* _Document passage_
☆ ☆ ☆
- Source: APETx1
APETx1 is a peptide toxin from the venom of the sea anemone Anthopleura elegantissima. The toxin acts as a gating modifier on the human ether-à-go-go-related gene (hERG) channel, a type of voltage-gated potassium channel, and as a blocker of voltage-gated sodium channels, including Nav1.2 and Nav1.8.
Sources
APETx1 is a peptide toxin purified from the venom of the sea anemone Anthopleura elegantissima, which produces multiple toxins.
Chemistry
APETx1 is a 42-amino acid basic peptide toxin with an isoelectric point of 9.28. The peptide contains three disulfide bridges, and it has a molecular mass of 4,551.99 Da. Furthermore, the secondary structure of the peptide consists of four-stranded anti-parallel beta-sheets. Through its folding pattern, APETx1 is classified as a member of the Defensin family.
☆ ☆ ☆
* _Provided records_
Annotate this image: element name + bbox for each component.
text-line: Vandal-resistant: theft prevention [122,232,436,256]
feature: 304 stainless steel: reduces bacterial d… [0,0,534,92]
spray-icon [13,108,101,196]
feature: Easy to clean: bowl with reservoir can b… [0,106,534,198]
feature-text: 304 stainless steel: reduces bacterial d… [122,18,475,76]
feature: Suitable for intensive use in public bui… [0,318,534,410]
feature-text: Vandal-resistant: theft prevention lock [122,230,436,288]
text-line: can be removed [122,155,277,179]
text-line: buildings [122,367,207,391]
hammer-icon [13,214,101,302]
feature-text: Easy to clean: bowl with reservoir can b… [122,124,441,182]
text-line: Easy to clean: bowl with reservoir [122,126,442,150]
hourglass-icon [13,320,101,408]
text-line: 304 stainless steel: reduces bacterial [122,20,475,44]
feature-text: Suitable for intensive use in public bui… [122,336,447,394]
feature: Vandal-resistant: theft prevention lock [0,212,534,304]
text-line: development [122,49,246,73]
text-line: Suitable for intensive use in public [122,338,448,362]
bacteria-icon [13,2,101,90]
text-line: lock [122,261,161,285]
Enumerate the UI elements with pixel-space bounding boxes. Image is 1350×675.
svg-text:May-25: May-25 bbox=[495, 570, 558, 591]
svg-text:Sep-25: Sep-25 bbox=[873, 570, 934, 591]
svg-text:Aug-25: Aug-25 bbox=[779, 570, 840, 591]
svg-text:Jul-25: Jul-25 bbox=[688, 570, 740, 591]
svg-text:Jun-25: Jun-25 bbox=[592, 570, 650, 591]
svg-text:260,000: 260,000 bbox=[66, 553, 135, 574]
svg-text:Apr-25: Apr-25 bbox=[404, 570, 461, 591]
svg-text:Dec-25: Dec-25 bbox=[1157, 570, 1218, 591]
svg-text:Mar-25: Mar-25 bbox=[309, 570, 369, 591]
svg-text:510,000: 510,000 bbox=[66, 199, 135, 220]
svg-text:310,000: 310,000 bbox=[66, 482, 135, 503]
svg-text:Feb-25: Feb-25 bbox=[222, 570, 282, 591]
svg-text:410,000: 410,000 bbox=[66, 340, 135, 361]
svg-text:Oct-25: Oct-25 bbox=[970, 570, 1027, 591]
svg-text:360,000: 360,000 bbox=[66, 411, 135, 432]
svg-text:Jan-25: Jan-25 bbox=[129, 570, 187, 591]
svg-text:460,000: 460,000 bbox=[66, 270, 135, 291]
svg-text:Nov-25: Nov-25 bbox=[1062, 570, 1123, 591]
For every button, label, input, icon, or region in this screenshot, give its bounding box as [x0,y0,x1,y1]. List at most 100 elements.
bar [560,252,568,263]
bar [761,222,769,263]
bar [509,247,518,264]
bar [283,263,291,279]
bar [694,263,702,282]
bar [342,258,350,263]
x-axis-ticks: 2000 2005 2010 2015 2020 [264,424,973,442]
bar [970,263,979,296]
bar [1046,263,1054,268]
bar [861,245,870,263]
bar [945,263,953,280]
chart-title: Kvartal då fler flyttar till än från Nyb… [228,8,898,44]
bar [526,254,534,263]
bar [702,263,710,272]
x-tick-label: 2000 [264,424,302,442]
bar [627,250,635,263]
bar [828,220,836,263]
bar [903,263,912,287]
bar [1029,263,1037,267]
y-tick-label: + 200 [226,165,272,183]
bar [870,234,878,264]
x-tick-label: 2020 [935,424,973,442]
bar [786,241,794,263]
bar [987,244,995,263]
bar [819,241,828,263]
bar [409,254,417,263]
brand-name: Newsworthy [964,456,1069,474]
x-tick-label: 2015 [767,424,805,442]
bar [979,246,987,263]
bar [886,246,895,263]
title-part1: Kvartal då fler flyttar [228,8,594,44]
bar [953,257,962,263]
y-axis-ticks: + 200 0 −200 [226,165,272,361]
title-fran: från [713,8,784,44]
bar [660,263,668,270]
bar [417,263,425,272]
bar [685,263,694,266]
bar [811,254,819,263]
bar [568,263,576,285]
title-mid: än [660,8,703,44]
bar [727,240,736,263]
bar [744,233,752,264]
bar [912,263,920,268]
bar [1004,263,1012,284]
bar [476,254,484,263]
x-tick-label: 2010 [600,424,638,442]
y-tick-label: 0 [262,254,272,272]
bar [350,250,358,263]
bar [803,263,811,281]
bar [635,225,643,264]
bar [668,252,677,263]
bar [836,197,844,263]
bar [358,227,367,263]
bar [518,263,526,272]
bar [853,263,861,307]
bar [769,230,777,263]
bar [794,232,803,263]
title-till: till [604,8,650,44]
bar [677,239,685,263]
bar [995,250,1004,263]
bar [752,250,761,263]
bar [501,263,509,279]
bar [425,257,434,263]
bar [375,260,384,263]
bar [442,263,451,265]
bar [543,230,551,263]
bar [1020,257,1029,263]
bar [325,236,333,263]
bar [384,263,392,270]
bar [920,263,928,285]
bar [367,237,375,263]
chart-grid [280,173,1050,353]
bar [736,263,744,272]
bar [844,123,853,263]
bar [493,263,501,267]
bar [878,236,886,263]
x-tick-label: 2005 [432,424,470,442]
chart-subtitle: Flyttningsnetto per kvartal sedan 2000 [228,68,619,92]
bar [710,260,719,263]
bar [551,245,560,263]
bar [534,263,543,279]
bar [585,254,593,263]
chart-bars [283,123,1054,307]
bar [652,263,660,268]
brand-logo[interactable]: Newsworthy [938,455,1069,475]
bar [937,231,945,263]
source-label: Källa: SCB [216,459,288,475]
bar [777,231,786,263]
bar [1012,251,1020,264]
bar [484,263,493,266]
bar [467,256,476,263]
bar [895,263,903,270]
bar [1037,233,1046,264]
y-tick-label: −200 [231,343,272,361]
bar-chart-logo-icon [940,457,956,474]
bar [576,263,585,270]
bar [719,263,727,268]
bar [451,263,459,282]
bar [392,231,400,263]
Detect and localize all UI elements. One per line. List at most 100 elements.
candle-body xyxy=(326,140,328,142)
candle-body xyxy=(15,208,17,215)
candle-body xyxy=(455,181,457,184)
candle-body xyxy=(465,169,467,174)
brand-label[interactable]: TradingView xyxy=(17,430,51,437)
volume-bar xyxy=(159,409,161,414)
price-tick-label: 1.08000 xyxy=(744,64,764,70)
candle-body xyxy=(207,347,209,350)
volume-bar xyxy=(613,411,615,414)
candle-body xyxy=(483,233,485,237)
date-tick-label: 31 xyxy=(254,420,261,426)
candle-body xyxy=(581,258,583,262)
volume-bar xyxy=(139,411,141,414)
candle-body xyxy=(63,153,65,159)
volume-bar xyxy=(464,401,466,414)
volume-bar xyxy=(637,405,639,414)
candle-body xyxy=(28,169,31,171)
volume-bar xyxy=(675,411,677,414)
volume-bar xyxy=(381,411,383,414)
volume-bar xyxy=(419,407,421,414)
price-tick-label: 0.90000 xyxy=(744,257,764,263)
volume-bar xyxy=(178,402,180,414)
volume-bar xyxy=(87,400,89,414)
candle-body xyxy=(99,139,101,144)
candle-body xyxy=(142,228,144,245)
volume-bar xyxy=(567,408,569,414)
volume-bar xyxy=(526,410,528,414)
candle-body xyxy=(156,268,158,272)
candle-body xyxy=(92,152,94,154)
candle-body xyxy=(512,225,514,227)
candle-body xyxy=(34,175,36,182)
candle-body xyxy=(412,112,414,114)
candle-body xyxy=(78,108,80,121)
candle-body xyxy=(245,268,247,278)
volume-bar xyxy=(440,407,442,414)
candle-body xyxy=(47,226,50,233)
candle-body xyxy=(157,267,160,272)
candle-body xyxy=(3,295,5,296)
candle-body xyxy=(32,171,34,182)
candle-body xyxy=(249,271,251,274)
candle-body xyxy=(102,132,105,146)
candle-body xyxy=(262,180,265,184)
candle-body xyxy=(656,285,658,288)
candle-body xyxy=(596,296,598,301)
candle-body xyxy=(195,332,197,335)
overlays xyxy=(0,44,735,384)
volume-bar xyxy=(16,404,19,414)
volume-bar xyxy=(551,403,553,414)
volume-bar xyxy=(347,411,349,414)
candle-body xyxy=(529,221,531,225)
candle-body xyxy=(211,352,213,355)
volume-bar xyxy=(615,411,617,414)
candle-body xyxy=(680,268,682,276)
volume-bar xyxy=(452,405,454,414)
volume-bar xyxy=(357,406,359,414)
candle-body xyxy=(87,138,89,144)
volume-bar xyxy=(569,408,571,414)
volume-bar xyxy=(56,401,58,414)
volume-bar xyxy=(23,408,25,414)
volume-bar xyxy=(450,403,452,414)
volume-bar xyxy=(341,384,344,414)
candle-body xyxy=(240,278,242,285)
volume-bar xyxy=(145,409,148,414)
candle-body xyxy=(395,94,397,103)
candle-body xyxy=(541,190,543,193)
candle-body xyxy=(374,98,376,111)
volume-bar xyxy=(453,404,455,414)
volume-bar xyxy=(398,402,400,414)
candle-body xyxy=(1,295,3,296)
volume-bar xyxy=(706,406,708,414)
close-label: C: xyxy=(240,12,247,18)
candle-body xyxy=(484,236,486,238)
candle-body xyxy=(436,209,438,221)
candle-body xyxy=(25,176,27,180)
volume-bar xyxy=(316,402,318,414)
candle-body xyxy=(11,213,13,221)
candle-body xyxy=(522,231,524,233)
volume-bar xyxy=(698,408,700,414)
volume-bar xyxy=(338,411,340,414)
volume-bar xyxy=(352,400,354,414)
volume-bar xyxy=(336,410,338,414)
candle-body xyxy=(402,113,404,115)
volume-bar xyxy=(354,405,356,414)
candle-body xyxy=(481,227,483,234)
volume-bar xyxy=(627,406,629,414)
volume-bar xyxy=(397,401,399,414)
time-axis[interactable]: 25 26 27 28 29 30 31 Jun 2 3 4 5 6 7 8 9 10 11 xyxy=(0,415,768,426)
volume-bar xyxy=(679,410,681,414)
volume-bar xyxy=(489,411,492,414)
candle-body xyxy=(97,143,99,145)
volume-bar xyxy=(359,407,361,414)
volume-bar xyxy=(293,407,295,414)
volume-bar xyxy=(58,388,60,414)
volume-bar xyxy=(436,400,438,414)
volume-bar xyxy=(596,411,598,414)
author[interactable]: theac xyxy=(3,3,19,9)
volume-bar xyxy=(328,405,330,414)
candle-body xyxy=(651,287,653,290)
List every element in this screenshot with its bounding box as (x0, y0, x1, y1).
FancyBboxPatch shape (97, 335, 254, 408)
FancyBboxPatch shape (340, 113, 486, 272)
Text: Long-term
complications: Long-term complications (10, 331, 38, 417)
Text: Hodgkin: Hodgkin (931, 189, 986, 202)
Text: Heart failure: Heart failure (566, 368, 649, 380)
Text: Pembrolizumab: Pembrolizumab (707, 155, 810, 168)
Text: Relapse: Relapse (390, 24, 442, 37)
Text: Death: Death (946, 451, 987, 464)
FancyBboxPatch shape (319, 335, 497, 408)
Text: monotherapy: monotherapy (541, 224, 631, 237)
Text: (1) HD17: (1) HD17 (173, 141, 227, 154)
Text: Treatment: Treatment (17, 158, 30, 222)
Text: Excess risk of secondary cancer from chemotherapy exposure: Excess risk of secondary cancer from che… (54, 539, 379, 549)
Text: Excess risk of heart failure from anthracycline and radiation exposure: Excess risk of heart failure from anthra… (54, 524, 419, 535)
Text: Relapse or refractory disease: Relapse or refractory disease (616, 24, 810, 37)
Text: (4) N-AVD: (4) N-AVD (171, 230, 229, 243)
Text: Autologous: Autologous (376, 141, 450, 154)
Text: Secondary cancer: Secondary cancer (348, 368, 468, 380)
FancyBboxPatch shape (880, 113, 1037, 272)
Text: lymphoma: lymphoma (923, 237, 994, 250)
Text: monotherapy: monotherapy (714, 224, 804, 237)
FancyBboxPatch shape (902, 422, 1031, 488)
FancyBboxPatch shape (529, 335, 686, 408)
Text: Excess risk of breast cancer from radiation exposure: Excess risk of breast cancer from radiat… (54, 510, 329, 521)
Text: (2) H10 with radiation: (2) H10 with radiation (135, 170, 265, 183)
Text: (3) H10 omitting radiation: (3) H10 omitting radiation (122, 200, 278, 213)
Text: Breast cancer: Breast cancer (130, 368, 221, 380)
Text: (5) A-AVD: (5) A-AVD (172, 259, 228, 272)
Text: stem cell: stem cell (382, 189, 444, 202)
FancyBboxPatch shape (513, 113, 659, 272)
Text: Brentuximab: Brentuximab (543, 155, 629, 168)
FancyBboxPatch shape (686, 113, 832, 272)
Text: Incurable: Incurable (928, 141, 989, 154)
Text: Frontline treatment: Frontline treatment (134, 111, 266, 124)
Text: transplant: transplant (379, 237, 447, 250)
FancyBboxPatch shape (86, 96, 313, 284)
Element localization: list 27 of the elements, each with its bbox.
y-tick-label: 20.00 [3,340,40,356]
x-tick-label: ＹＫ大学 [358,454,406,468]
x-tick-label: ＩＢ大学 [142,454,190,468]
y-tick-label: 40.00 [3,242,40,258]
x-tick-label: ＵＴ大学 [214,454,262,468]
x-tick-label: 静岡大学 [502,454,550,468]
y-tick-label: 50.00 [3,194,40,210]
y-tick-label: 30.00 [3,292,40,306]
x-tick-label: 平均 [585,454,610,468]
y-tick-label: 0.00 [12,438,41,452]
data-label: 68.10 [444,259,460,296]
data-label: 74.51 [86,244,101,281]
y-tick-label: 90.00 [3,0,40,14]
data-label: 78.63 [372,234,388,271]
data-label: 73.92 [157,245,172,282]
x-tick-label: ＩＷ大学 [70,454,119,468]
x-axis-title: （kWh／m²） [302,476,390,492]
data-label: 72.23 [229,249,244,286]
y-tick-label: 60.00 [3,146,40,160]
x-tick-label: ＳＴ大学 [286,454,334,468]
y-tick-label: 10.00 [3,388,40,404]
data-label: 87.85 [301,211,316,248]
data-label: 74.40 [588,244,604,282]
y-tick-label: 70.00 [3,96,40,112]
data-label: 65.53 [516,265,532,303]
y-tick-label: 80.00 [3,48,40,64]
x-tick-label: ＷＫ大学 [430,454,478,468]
☆ ☆ ☆
* _Activity_
Write out the part of the APETx1 passage that opens with the words containing "- Source: APETx1" and closes with "the Defensin family.". The items can be set aside.

* _Task answer_
- Source: APETx1
APETx1 is a peptide toxin from the venom of the sea anemone Anthopleura elegantissima. The toxin acts as a gating modifier on the human ether-à-go-go-related gene (hERG) channel, a type of voltage-gated potassium channel, and as a blocker of voltage-gated sodium channels, including Nav1.2 and Nav1.8.
Sources
APETx1 is a peptide toxin purified from the venom of the sea anemone Anthopleura elegantissima, which produces multiple toxins.
Chemistry
APETx1 is a 42-amino acid basic peptide toxin with an isoelectric point of 9.28. The peptide contains three disulfide bridges, and it has a molecular mass of 4,551.99 Da. Furthermore, the secondary structure of the peptide consists of four-stranded anti-parallel beta-sheets. Through its folding pattern, APETx1 is classified as a member of the Defensin family.